Prompt:
Copy the listing verbatim, excluding any images found in it.

Collected data entries:
==*==

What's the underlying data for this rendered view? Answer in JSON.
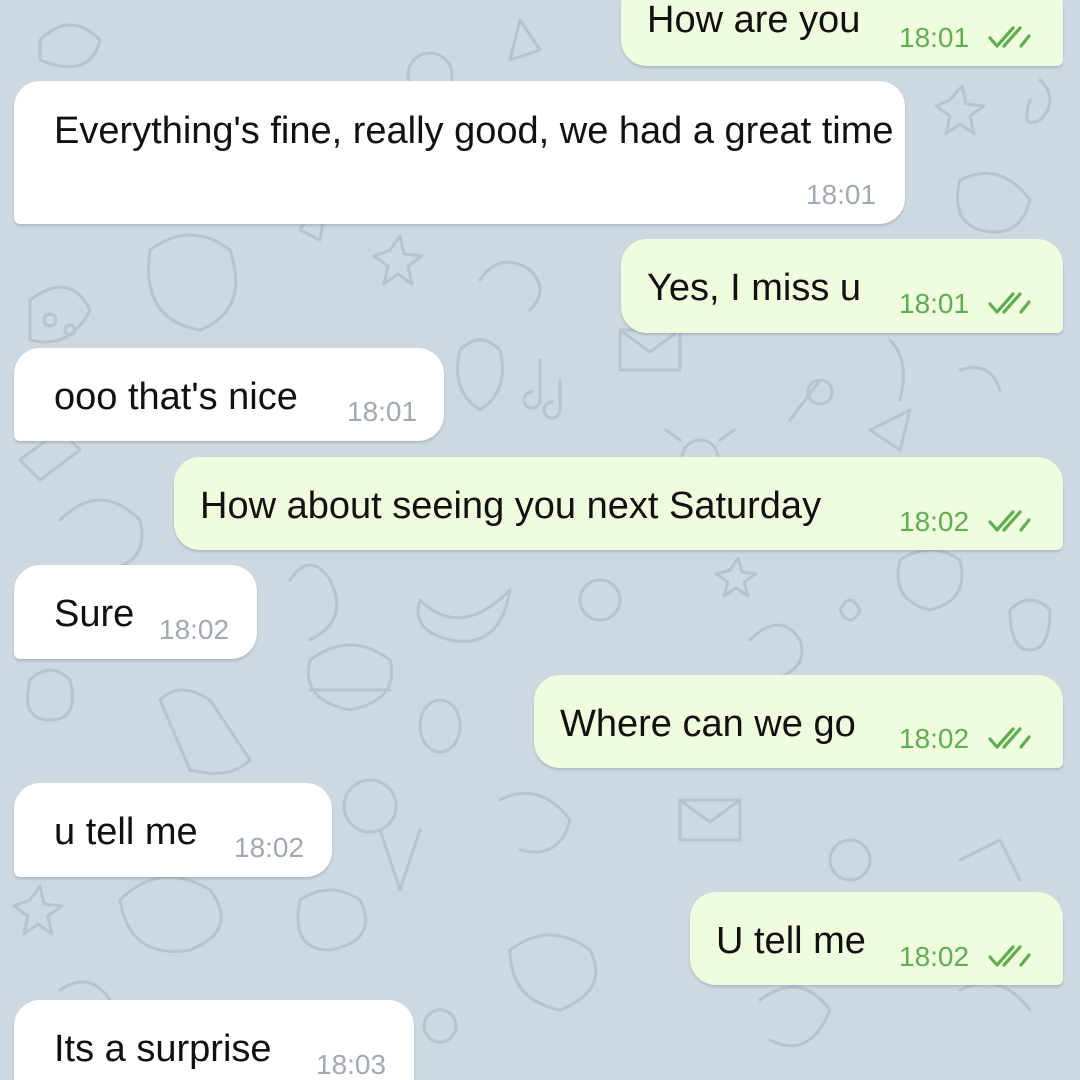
{
  "colors": {
    "chat_background": "#cdd8e0",
    "incoming_bubble": "#ffffff",
    "outgoing_bubble": "#effdde",
    "incoming_time": "#a1aab3",
    "outgoing_time": "#5fae50",
    "read_ticks": "#5fae50"
  },
  "icons": {
    "read_status": "double-check-icon"
  },
  "messages": [
    {
      "direction": "out",
      "text": "How are you",
      "time": "18:01",
      "status": "read"
    },
    {
      "direction": "in",
      "text": "Everything's fine, really good, we had a great time",
      "time": "18:01"
    },
    {
      "direction": "out",
      "text": "Yes, I miss u",
      "time": "18:01",
      "status": "read"
    },
    {
      "direction": "in",
      "text": "ooo that's nice",
      "time": "18:01"
    },
    {
      "direction": "out",
      "text": "How about seeing you next Saturday",
      "time": "18:02",
      "status": "read"
    },
    {
      "direction": "in",
      "text": "Sure",
      "time": "18:02"
    },
    {
      "direction": "out",
      "text": "Where can we go",
      "time": "18:02",
      "status": "read"
    },
    {
      "direction": "in",
      "text": "u tell me",
      "time": "18:02"
    },
    {
      "direction": "out",
      "text": "U tell me",
      "time": "18:02",
      "status": "read"
    },
    {
      "direction": "in",
      "text": "Its a surprise",
      "time": "18:03"
    }
  ]
}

==*==

Answer for this exercise:
What's the underlying data for this rendered view? Answer in JSON.
{
  "colors": {
    "chat_background": "#cdd8e0",
    "incoming_bubble": "#ffffff",
    "outgoing_bubble": "#effdde",
    "incoming_time": "#a1aab3",
    "outgoing_time": "#5fae50",
    "read_ticks": "#5fae50"
  },
  "icons": {
    "read_status": "double-check-icon"
  },
  "messages": [
    {
      "direction": "out",
      "text": "How are you",
      "time": "18:01",
      "status": "read"
    },
    {
      "direction": "in",
      "text": "Everything's fine, really good, we had a great time",
      "time": "18:01"
    },
    {
      "direction": "out",
      "text": "Yes, I miss u",
      "time": "18:01",
      "status": "read"
    },
    {
      "direction": "in",
      "text": "ooo that's nice",
      "time": "18:01"
    },
    {
      "direction": "out",
      "text": "How about seeing you next Saturday",
      "time": "18:02",
      "status": "read"
    },
    {
      "direction": "in",
      "text": "Sure",
      "time": "18:02"
    },
    {
      "direction": "out",
      "text": "Where can we go",
      "time": "18:02",
      "status": "read"
    },
    {
      "direction": "in",
      "text": "u tell me",
      "time": "18:02"
    },
    {
      "direction": "out",
      "text": "U tell me",
      "time": "18:02",
      "status": "read"
    },
    {
      "direction": "in",
      "text": "Its a surprise",
      "time": "18:03"
    }
  ]
}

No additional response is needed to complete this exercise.